(Dataset records)
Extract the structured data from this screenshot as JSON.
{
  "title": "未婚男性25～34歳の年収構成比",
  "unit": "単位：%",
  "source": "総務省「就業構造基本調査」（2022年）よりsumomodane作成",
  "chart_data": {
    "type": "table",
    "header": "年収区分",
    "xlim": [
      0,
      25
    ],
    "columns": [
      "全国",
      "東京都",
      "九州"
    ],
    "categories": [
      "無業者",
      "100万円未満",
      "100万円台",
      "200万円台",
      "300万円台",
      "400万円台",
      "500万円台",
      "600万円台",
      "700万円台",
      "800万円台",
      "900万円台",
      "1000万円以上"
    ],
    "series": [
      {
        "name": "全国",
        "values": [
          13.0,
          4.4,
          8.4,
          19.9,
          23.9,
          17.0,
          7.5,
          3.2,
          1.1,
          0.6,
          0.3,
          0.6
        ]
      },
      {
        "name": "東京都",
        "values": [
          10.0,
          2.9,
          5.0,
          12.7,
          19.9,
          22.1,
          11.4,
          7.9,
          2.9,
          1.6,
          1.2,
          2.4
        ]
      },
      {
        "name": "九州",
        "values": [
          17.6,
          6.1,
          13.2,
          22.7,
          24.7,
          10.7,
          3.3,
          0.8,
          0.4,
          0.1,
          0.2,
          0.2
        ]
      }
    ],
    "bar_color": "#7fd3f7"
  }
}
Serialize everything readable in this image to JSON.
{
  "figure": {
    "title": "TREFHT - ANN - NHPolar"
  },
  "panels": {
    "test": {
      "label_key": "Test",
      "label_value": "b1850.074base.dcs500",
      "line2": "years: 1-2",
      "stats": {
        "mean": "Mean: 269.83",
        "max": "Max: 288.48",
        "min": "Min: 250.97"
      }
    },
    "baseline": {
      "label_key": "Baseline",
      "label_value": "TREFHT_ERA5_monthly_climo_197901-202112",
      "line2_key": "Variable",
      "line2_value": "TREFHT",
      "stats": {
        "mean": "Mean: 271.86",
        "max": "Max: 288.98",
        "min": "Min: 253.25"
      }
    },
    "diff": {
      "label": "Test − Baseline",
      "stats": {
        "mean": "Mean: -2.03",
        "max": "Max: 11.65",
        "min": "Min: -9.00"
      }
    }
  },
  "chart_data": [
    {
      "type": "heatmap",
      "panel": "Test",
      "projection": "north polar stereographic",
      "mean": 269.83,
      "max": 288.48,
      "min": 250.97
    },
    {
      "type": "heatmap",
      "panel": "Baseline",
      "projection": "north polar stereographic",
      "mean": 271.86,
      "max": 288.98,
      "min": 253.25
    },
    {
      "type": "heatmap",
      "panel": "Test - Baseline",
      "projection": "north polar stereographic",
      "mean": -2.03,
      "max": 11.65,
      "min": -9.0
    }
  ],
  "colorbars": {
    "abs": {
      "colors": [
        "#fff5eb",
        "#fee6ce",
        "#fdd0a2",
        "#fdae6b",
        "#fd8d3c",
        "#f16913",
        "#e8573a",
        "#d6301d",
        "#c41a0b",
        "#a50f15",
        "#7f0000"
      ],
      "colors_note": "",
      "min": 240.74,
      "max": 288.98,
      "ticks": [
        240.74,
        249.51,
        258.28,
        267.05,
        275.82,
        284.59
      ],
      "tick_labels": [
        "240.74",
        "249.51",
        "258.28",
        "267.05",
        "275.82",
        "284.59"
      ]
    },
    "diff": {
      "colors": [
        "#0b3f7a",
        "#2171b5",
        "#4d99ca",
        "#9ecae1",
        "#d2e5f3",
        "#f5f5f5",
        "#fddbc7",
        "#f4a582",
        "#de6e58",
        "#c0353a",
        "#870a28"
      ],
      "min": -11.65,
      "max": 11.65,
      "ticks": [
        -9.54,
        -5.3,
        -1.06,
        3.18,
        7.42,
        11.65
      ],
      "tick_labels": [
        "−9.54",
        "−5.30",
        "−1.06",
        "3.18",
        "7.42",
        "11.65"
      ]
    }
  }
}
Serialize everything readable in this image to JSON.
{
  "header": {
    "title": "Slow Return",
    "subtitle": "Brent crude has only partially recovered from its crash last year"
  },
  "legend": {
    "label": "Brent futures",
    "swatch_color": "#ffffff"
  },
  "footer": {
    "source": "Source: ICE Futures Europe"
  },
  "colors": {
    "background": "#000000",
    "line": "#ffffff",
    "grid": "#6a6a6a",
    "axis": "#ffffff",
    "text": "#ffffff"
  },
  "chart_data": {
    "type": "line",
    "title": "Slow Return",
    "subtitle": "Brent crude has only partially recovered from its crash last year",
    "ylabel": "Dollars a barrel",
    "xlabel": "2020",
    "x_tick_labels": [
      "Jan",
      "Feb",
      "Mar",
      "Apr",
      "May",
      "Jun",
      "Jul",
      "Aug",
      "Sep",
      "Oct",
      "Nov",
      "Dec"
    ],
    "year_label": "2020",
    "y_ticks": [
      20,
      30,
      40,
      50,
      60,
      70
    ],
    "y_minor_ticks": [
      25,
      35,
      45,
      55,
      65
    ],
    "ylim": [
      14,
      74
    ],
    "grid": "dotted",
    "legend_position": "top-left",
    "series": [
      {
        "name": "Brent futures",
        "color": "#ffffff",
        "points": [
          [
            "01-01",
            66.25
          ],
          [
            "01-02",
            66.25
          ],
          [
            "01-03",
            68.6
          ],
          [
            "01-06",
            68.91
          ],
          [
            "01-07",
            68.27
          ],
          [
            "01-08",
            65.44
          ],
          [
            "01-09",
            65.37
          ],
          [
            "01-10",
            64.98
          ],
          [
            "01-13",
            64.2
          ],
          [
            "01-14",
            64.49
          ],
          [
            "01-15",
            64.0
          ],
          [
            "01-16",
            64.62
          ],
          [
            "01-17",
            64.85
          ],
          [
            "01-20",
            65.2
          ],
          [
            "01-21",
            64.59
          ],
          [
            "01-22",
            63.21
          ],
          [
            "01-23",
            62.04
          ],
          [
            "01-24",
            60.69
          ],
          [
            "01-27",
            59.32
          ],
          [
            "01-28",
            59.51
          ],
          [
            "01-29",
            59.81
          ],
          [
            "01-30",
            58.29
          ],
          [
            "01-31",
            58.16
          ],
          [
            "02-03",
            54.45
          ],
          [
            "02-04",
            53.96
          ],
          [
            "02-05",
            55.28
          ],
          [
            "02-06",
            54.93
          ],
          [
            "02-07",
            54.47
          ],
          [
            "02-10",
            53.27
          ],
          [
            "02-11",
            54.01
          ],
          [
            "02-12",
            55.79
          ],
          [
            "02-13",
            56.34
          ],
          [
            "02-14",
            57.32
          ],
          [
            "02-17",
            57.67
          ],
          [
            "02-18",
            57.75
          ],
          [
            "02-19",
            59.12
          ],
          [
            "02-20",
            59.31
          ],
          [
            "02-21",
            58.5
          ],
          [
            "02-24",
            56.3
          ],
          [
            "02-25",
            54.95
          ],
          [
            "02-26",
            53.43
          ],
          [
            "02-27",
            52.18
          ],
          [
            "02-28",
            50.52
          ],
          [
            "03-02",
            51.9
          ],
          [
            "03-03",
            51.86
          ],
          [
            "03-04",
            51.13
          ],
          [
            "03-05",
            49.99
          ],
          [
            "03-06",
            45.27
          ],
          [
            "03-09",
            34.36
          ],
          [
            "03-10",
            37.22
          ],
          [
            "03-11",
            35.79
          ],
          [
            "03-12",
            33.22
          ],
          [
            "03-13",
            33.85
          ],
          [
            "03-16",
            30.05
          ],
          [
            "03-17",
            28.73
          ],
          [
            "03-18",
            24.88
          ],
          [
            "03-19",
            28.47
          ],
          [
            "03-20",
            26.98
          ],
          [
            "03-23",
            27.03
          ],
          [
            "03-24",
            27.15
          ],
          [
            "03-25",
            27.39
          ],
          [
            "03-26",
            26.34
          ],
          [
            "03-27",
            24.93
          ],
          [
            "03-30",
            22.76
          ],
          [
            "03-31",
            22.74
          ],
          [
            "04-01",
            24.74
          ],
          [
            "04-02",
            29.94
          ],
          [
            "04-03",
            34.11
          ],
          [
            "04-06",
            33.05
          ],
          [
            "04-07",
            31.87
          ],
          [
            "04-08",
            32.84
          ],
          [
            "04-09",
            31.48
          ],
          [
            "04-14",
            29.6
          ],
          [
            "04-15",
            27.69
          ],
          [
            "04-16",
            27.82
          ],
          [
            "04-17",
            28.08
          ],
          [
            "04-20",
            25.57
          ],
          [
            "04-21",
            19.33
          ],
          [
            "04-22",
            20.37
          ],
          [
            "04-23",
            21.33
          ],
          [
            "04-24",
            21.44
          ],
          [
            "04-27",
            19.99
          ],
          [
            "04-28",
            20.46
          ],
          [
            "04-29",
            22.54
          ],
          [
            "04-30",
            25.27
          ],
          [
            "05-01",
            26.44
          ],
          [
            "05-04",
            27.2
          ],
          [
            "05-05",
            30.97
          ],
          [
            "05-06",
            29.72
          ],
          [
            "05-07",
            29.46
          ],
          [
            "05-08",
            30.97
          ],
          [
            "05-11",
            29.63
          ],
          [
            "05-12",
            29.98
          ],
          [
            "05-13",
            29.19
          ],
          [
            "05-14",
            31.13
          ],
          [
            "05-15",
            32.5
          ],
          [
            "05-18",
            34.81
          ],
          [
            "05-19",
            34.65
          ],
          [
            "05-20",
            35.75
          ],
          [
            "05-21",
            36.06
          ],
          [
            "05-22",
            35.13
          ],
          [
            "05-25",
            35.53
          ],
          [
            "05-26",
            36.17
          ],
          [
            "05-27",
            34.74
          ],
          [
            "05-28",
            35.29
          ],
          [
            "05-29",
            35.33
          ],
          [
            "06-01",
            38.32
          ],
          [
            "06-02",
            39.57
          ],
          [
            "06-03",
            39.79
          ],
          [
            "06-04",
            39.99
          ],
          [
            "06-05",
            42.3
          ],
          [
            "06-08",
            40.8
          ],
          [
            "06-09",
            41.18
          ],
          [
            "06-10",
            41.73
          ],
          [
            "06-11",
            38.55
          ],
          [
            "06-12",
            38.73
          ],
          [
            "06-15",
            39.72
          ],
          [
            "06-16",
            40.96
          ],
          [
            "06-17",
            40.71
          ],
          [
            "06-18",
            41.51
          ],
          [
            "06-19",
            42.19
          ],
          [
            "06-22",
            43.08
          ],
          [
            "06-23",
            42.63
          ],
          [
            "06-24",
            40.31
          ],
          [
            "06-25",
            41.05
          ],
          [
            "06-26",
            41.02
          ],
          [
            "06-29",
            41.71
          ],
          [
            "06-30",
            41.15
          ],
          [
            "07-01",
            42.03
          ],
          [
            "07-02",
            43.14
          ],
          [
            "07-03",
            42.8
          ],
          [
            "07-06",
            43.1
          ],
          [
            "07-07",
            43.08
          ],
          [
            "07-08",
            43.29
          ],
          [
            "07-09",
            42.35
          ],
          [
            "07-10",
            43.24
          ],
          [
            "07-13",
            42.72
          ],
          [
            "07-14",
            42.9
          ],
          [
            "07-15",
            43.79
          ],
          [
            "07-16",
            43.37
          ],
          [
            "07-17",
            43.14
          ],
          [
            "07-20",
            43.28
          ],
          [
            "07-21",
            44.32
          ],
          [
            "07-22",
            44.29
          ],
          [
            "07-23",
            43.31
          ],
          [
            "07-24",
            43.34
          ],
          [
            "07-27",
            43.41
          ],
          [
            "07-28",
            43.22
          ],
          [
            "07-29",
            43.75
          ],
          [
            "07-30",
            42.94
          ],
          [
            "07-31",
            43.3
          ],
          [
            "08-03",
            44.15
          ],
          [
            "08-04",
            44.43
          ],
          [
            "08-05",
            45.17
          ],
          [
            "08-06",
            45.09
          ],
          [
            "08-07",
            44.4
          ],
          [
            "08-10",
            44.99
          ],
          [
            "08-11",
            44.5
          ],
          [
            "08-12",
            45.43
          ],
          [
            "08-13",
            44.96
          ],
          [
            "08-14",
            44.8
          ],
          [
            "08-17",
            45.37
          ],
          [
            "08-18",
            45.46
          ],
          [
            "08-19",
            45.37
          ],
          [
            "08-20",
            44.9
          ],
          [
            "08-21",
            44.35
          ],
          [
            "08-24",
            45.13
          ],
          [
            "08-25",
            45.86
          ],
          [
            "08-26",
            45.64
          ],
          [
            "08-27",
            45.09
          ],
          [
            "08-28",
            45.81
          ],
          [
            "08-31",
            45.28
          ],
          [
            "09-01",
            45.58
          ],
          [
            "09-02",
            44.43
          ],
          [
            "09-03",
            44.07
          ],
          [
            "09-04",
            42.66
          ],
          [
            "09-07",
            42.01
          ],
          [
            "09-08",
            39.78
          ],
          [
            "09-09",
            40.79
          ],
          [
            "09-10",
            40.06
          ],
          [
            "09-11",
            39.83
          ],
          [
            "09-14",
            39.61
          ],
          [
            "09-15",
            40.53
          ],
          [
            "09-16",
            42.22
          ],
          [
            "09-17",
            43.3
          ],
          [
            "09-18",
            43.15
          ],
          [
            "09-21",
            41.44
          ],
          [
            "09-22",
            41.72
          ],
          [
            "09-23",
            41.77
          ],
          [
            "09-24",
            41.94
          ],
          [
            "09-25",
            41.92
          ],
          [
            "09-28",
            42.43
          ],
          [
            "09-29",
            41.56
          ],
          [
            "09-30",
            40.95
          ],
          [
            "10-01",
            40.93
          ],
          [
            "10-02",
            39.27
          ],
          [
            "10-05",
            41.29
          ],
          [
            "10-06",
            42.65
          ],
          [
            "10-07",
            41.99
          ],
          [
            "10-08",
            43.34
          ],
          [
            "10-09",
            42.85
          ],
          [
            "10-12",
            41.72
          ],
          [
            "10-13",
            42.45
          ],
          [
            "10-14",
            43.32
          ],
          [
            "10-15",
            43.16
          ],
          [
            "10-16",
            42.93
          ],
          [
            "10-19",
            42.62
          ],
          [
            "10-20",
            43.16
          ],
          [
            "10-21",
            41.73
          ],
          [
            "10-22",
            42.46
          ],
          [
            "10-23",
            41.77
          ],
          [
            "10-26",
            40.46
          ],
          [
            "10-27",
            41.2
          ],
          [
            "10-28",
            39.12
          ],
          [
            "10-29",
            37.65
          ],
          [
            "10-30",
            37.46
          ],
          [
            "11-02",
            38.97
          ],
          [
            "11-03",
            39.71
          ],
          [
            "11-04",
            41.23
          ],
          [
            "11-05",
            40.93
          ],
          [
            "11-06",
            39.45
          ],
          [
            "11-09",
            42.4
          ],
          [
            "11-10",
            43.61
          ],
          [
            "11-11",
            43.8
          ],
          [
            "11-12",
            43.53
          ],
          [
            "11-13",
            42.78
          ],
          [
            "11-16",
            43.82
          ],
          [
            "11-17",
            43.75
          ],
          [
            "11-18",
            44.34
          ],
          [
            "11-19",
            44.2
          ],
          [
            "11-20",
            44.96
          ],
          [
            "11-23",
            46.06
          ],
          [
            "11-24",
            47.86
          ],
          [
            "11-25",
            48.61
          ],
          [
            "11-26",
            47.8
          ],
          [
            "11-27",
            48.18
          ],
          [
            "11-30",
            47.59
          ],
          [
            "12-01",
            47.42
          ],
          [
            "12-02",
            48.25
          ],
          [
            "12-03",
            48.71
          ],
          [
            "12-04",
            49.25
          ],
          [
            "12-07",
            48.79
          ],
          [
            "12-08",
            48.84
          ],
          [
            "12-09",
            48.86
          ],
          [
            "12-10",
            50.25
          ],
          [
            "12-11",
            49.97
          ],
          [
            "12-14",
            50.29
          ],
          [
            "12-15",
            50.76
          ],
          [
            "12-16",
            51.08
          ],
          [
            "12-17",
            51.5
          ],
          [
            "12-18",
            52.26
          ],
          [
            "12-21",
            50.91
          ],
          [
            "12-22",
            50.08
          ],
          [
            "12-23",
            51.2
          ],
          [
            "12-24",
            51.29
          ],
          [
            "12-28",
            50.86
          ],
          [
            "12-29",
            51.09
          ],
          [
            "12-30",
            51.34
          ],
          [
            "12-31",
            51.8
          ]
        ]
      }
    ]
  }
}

(Exercise prompt)
Copy each line of the records above that carries the word "Brent".

(Reply)
    "subtitle": "Brent crude has only partially recovered from its crash last year"
    "label": "Brent futures",
    "subtitle": "Brent crude has only partially recovered from its crash last year",
        "name": "Brent futures",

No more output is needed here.